Aim of the exercise:
Copy each line holding the string "县级以上人民政府卫生健康主管部门".

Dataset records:
________________

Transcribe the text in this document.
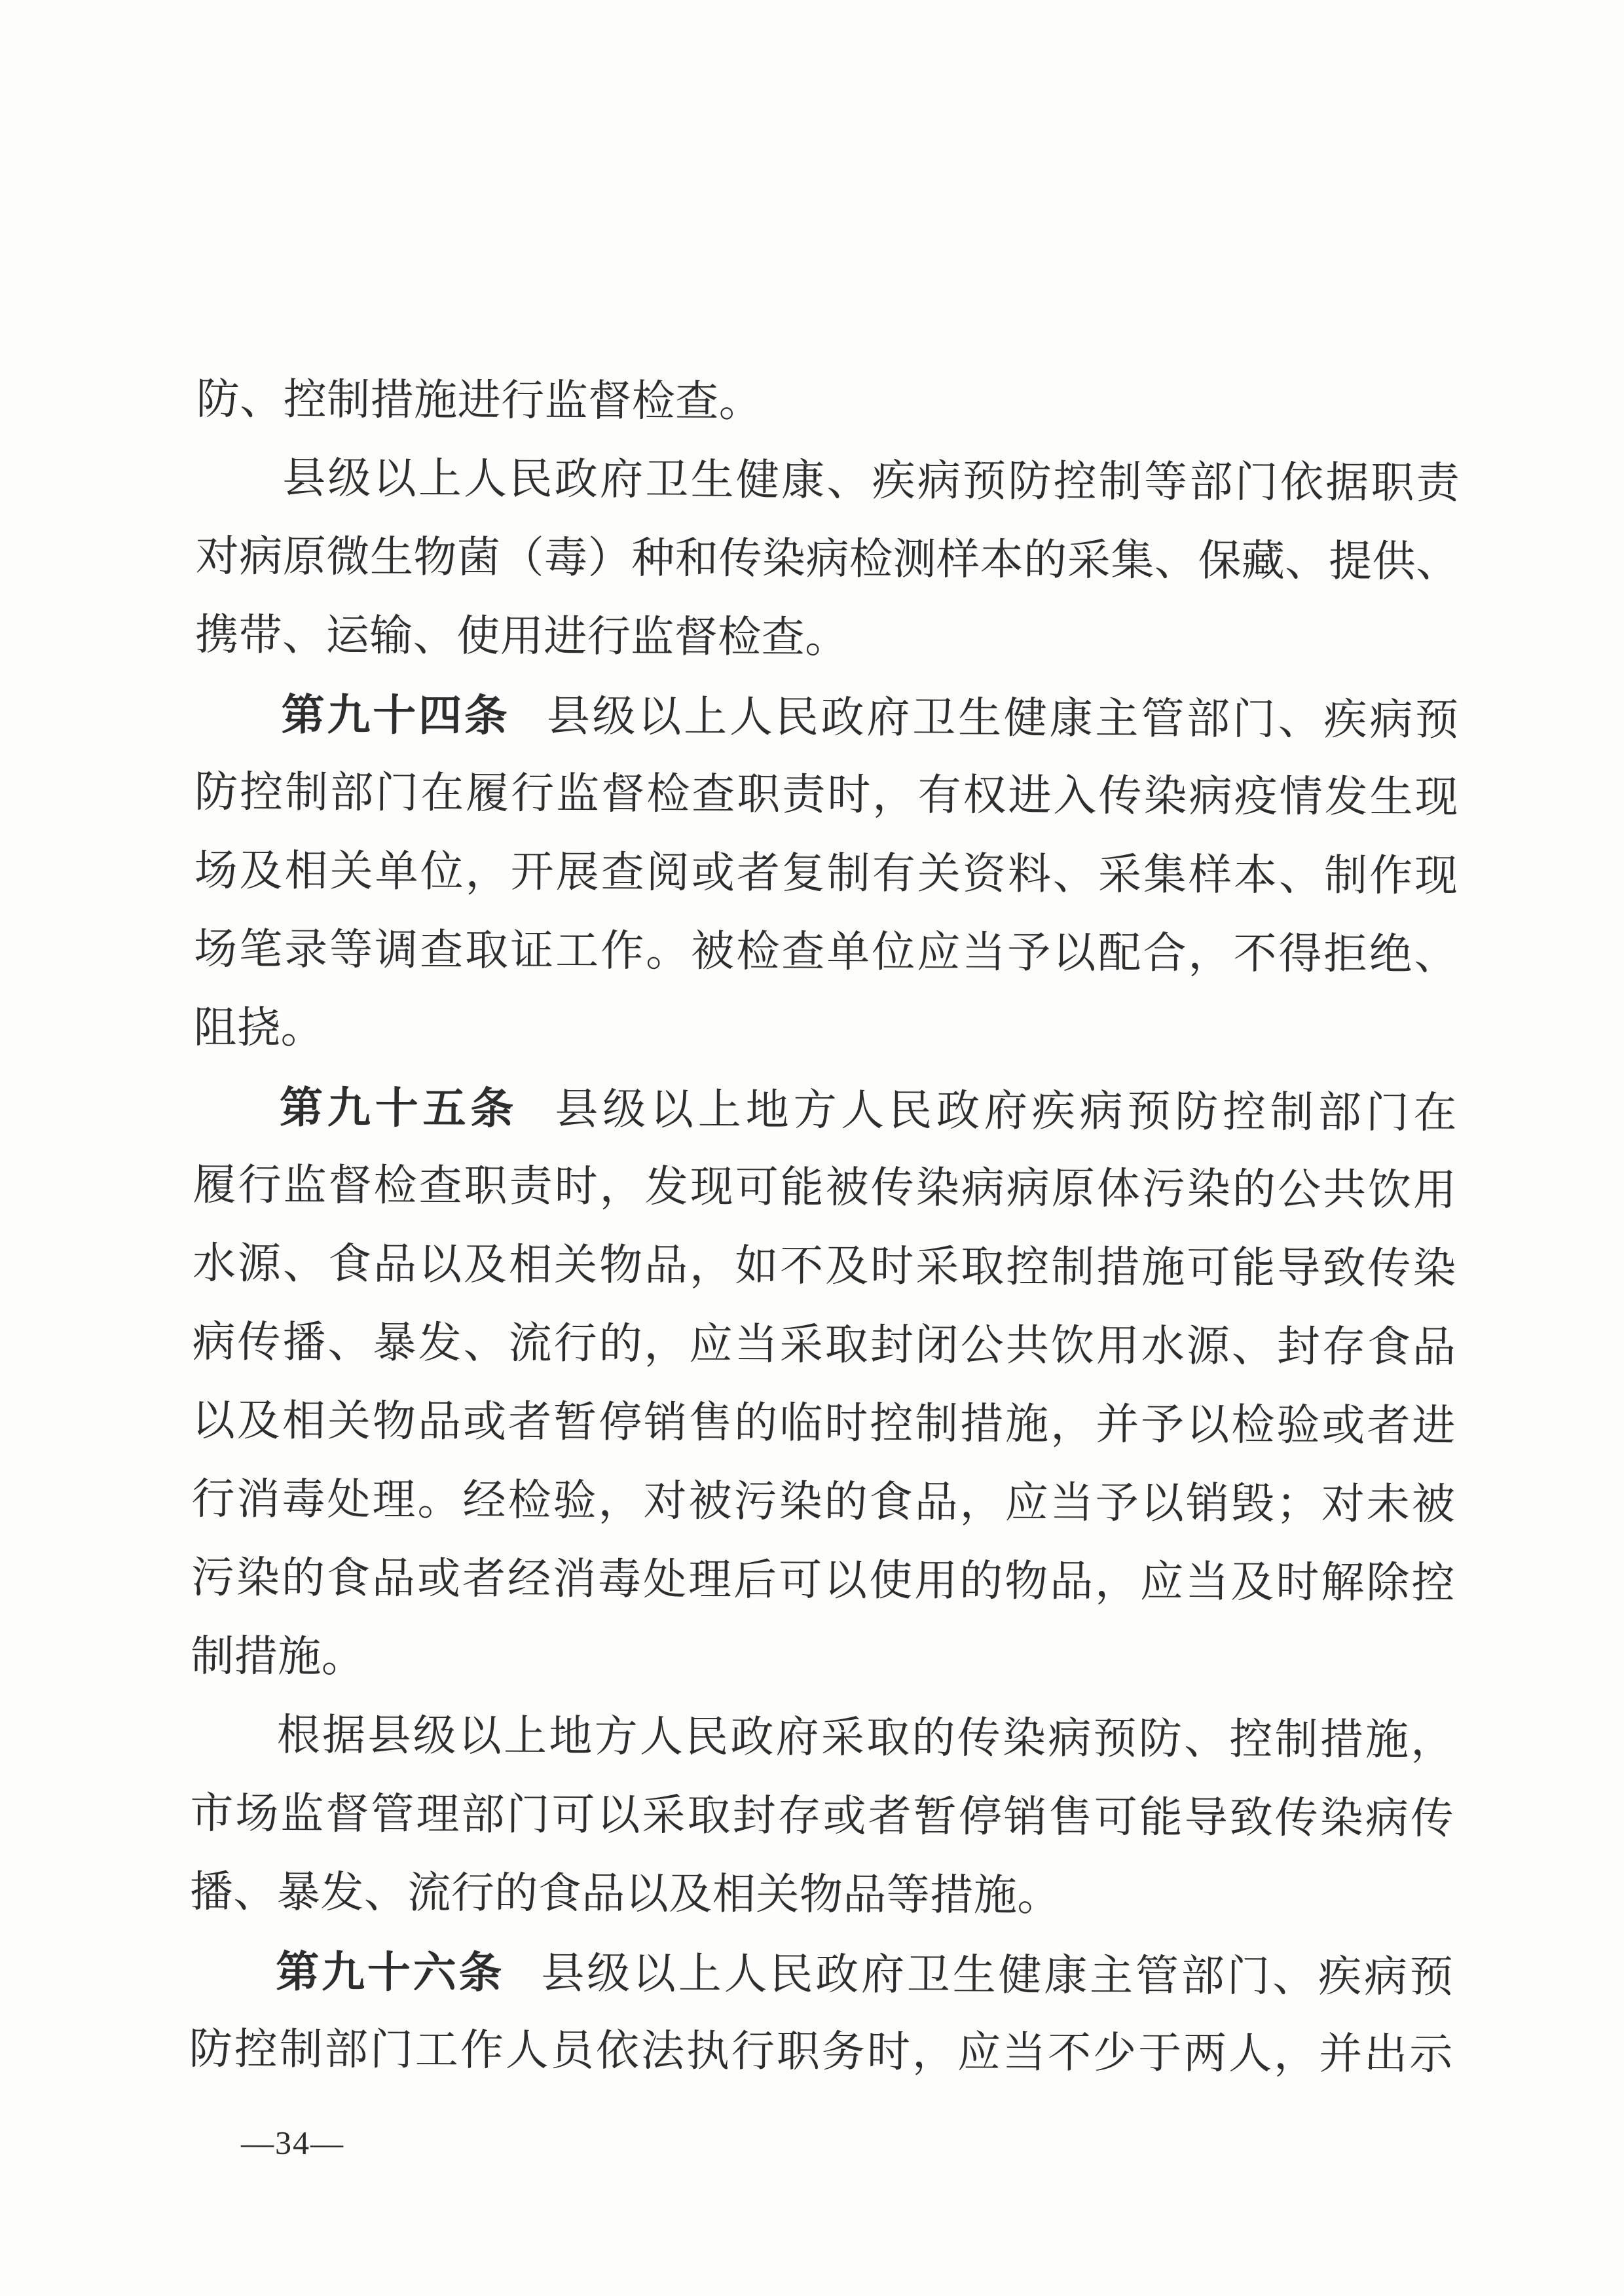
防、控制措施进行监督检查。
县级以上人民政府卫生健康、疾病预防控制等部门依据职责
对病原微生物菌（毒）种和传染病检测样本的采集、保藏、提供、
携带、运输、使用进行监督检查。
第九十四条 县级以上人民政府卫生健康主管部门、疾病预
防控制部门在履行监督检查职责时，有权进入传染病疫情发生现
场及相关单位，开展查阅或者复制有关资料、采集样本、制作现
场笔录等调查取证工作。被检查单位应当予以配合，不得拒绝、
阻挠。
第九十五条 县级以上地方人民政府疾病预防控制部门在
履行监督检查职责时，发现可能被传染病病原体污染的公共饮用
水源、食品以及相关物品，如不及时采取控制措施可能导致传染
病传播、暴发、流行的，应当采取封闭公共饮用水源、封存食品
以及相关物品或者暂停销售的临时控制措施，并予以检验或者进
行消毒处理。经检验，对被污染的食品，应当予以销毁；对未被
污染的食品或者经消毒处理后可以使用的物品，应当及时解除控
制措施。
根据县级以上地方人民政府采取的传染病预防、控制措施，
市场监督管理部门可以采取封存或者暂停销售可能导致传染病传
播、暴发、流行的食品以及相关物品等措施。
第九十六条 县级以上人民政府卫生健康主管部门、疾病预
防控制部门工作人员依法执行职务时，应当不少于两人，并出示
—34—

________________

Exercise result:
第九十四条 县级以上人民政府卫生健康主管部门、疾病预
第九十六条 县级以上人民政府卫生健康主管部门、疾病预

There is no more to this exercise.